> _Records provided_:

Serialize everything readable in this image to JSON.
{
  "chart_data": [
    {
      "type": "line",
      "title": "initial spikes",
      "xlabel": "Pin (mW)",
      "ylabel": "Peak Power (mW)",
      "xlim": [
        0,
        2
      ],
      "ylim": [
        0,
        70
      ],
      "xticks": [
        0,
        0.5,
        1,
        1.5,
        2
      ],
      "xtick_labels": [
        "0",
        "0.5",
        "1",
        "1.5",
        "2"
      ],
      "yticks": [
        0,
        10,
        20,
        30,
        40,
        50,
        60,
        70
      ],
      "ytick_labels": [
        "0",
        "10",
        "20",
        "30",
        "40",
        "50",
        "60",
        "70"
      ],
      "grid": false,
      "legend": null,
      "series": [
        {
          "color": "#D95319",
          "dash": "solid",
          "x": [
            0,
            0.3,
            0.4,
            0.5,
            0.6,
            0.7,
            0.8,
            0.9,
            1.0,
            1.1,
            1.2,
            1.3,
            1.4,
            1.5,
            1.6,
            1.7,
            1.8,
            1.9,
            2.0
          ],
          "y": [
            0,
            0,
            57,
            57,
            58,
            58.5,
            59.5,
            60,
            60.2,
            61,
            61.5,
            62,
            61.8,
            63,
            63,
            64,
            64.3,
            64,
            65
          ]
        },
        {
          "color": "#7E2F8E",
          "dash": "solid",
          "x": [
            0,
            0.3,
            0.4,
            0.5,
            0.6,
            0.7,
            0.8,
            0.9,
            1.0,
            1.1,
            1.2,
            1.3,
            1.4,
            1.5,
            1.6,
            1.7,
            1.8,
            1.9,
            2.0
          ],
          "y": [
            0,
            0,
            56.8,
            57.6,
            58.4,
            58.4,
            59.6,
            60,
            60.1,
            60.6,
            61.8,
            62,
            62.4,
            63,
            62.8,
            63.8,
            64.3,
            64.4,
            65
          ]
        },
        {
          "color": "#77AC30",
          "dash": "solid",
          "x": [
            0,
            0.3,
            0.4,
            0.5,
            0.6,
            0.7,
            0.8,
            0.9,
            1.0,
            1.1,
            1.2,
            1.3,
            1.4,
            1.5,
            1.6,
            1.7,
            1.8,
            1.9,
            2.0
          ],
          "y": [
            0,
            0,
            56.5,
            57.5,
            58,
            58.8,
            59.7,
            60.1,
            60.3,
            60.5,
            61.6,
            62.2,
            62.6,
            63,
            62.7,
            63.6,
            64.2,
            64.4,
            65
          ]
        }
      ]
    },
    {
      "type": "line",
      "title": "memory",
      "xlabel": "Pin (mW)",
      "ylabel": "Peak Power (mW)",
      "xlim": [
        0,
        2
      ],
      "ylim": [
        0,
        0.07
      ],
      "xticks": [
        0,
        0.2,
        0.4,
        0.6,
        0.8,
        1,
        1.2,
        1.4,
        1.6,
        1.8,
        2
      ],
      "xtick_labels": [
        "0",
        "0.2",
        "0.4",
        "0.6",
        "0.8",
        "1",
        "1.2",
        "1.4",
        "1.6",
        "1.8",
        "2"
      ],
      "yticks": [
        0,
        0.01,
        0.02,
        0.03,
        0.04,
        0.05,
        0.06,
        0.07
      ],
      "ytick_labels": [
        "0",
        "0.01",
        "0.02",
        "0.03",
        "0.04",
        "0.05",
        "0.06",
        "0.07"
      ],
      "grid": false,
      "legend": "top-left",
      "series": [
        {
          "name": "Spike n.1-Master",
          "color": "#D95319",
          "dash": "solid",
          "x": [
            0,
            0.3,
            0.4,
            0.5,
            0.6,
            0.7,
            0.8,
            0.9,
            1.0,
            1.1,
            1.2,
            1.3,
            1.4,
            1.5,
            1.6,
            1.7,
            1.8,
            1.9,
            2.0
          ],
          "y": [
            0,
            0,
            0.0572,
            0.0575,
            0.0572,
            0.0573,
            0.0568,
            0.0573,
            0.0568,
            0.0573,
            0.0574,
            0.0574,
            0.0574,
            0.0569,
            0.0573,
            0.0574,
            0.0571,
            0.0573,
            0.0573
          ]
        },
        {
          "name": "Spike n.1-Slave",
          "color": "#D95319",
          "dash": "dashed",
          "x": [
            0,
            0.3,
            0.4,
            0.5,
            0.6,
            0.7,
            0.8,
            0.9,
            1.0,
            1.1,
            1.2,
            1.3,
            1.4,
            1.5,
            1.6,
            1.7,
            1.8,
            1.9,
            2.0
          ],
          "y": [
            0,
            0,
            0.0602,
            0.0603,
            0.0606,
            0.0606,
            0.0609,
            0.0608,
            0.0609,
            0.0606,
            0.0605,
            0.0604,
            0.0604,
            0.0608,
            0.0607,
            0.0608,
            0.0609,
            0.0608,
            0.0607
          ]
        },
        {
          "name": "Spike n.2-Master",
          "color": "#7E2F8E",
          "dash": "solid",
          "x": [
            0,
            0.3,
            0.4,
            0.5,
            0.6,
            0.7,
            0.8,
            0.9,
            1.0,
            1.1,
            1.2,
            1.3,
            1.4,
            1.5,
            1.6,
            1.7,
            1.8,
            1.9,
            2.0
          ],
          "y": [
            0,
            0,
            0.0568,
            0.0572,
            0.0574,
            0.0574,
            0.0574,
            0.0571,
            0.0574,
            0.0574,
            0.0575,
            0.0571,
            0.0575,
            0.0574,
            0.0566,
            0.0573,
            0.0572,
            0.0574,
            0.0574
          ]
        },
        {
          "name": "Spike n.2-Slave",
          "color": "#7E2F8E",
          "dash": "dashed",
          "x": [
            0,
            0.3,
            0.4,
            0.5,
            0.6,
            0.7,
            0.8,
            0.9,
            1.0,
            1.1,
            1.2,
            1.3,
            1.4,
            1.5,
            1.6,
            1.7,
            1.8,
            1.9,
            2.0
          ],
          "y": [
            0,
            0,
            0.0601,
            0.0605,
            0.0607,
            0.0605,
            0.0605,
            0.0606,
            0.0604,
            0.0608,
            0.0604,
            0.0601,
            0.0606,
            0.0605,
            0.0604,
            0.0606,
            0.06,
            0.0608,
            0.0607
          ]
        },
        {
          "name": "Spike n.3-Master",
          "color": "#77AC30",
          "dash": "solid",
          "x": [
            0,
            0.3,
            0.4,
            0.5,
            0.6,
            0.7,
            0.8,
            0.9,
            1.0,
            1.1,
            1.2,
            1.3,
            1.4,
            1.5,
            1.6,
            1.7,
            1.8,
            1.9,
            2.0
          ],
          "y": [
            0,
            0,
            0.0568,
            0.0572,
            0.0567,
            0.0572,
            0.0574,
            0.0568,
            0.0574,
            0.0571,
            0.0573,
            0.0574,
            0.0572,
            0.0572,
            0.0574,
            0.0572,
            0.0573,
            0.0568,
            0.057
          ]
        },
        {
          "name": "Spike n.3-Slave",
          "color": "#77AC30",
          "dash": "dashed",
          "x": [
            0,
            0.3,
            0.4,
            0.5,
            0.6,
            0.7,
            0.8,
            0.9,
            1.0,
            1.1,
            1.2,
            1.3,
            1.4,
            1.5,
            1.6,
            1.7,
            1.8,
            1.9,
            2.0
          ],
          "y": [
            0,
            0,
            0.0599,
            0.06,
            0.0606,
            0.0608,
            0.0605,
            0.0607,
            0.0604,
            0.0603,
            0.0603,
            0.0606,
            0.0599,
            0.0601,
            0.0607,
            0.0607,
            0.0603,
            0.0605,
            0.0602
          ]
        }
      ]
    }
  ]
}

> _Goal of the exercise_:
Reproduce every line above without error.

> _Result of the task_:
Serialize everything readable in this image to JSON.
{
  "chart_data": [
    {
      "type": "line",
      "title": "initial spikes",
      "xlabel": "Pin (mW)",
      "ylabel": "Peak Power (mW)",
      "xlim": [
        0,
        2
      ],
      "ylim": [
        0,
        70
      ],
      "xticks": [
        0,
        0.5,
        1,
        1.5,
        2
      ],
      "xtick_labels": [
        "0",
        "0.5",
        "1",
        "1.5",
        "2"
      ],
      "yticks": [
        0,
        10,
        20,
        30,
        40,
        50,
        60,
        70
      ],
      "ytick_labels": [
        "0",
        "10",
        "20",
        "30",
        "40",
        "50",
        "60",
        "70"
      ],
      "grid": false,
      "legend": null,
      "series": [
        {
          "color": "#D95319",
          "dash": "solid",
          "x": [
            0,
            0.3,
            0.4,
            0.5,
            0.6,
            0.7,
            0.8,
            0.9,
            1.0,
            1.1,
            1.2,
            1.3,
            1.4,
            1.5,
            1.6,
            1.7,
            1.8,
            1.9,
            2.0
          ],
          "y": [
            0,
            0,
            57,
            57,
            58,
            58.5,
            59.5,
            60,
            60.2,
            61,
            61.5,
            62,
            61.8,
            63,
            63,
            64,
            64.3,
            64,
            65
          ]
        },
        {
          "color": "#7E2F8E",
          "dash": "solid",
          "x": [
            0,
            0.3,
            0.4,
            0.5,
            0.6,
            0.7,
            0.8,
            0.9,
            1.0,
            1.1,
            1.2,
            1.3,
            1.4,
            1.5,
            1.6,
            1.7,
            1.8,
            1.9,
            2.0
          ],
          "y": [
            0,
            0,
            56.8,
            57.6,
            58.4,
            58.4,
            59.6,
            60,
            60.1,
            60.6,
            61.8,
            62,
            62.4,
            63,
            62.8,
            63.8,
            64.3,
            64.4,
            65
          ]
        },
        {
          "color": "#77AC30",
          "dash": "solid",
          "x": [
            0,
            0.3,
            0.4,
            0.5,
            0.6,
            0.7,
            0.8,
            0.9,
            1.0,
            1.1,
            1.2,
            1.3,
            1.4,
            1.5,
            1.6,
            1.7,
            1.8,
            1.9,
            2.0
          ],
          "y": [
            0,
            0,
            56.5,
            57.5,
            58,
            58.8,
            59.7,
            60.1,
            60.3,
            60.5,
            61.6,
            62.2,
            62.6,
            63,
            62.7,
            63.6,
            64.2,
            64.4,
            65
          ]
        }
      ]
    },
    {
      "type": "line",
      "title": "memory",
      "xlabel": "Pin (mW)",
      "ylabel": "Peak Power (mW)",
      "xlim": [
        0,
        2
      ],
      "ylim": [
        0,
        0.07
      ],
      "xticks": [
        0,
        0.2,
        0.4,
        0.6,
        0.8,
        1,
        1.2,
        1.4,
        1.6,
        1.8,
        2
      ],
      "xtick_labels": [
        "0",
        "0.2",
        "0.4",
        "0.6",
        "0.8",
        "1",
        "1.2",
        "1.4",
        "1.6",
        "1.8",
        "2"
      ],
      "yticks": [
        0,
        0.01,
        0.02,
        0.03,
        0.04,
        0.05,
        0.06,
        0.07
      ],
      "ytick_labels": [
        "0",
        "0.01",
        "0.02",
        "0.03",
        "0.04",
        "0.05",
        "0.06",
        "0.07"
      ],
      "grid": false,
      "legend": "top-left",
      "series": [
        {
          "name": "Spike n.1-Master",
          "color": "#D95319",
          "dash": "solid",
          "x": [
            0,
            0.3,
            0.4,
            0.5,
            0.6,
            0.7,
            0.8,
            0.9,
            1.0,
            1.1,
            1.2,
            1.3,
            1.4,
            1.5,
            1.6,
            1.7,
            1.8,
            1.9,
            2.0
          ],
          "y": [
            0,
            0,
            0.0572,
            0.0575,
            0.0572,
            0.0573,
            0.0568,
            0.0573,
            0.0568,
            0.0573,
            0.0574,
            0.0574,
            0.0574,
            0.0569,
            0.0573,
            0.0574,
            0.0571,
            0.0573,
            0.0573
          ]
        },
        {
          "name": "Spike n.1-Slave",
          "color": "#D95319",
          "dash": "dashed",
          "x": [
            0,
            0.3,
            0.4,
            0.5,
            0.6,
            0.7,
            0.8,
            0.9,
            1.0,
            1.1,
            1.2,
            1.3,
            1.4,
            1.5,
            1.6,
            1.7,
            1.8,
            1.9,
            2.0
          ],
          "y": [
            0,
            0,
            0.0602,
            0.0603,
            0.0606,
            0.0606,
            0.0609,
            0.0608,
            0.0609,
            0.0606,
            0.0605,
            0.0604,
            0.0604,
            0.0608,
            0.0607,
            0.0608,
            0.0609,
            0.0608,
            0.0607
          ]
        },
        {
          "name": "Spike n.2-Master",
          "color": "#7E2F8E",
          "dash": "solid",
          "x": [
            0,
            0.3,
            0.4,
            0.5,
            0.6,
            0.7,
            0.8,
            0.9,
            1.0,
            1.1,
            1.2,
            1.3,
            1.4,
            1.5,
            1.6,
            1.7,
            1.8,
            1.9,
            2.0
          ],
          "y": [
            0,
            0,
            0.0568,
            0.0572,
            0.0574,
            0.0574,
            0.0574,
            0.0571,
            0.0574,
            0.0574,
            0.0575,
            0.0571,
            0.0575,
            0.0574,
            0.0566,
            0.0573,
            0.0572,
            0.0574,
            0.0574
          ]
        },
        {
          "name": "Spike n.2-Slave",
          "color": "#7E2F8E",
          "dash": "dashed",
          "x": [
            0,
            0.3,
            0.4,
            0.5,
            0.6,
            0.7,
            0.8,
            0.9,
            1.0,
            1.1,
            1.2,
            1.3,
            1.4,
            1.5,
            1.6,
            1.7,
            1.8,
            1.9,
            2.0
          ],
          "y": [
            0,
            0,
            0.0601,
            0.0605,
            0.0607,
            0.0605,
            0.0605,
            0.0606,
            0.0604,
            0.0608,
            0.0604,
            0.0601,
            0.0606,
            0.0605,
            0.0604,
            0.0606,
            0.06,
            0.0608,
            0.0607
          ]
        },
        {
          "name": "Spike n.3-Master",
          "color": "#77AC30",
          "dash": "solid",
          "x": [
            0,
            0.3,
            0.4,
            0.5,
            0.6,
            0.7,
            0.8,
            0.9,
            1.0,
            1.1,
            1.2,
            1.3,
            1.4,
            1.5,
            1.6,
            1.7,
            1.8,
            1.9,
            2.0
          ],
          "y": [
            0,
            0,
            0.0568,
            0.0572,
            0.0567,
            0.0572,
            0.0574,
            0.0568,
            0.0574,
            0.0571,
            0.0573,
            0.0574,
            0.0572,
            0.0572,
            0.0574,
            0.0572,
            0.0573,
            0.0568,
            0.057
          ]
        },
        {
          "name": "Spike n.3-Slave",
          "color": "#77AC30",
          "dash": "dashed",
          "x": [
            0,
            0.3,
            0.4,
            0.5,
            0.6,
            0.7,
            0.8,
            0.9,
            1.0,
            1.1,
            1.2,
            1.3,
            1.4,
            1.5,
            1.6,
            1.7,
            1.8,
            1.9,
            2.0
          ],
          "y": [
            0,
            0,
            0.0599,
            0.06,
            0.0606,
            0.0608,
            0.0605,
            0.0607,
            0.0604,
            0.0603,
            0.0603,
            0.0606,
            0.0599,
            0.0601,
            0.0607,
            0.0607,
            0.0603,
            0.0605,
            0.0602
          ]
        }
      ]
    }
  ]
}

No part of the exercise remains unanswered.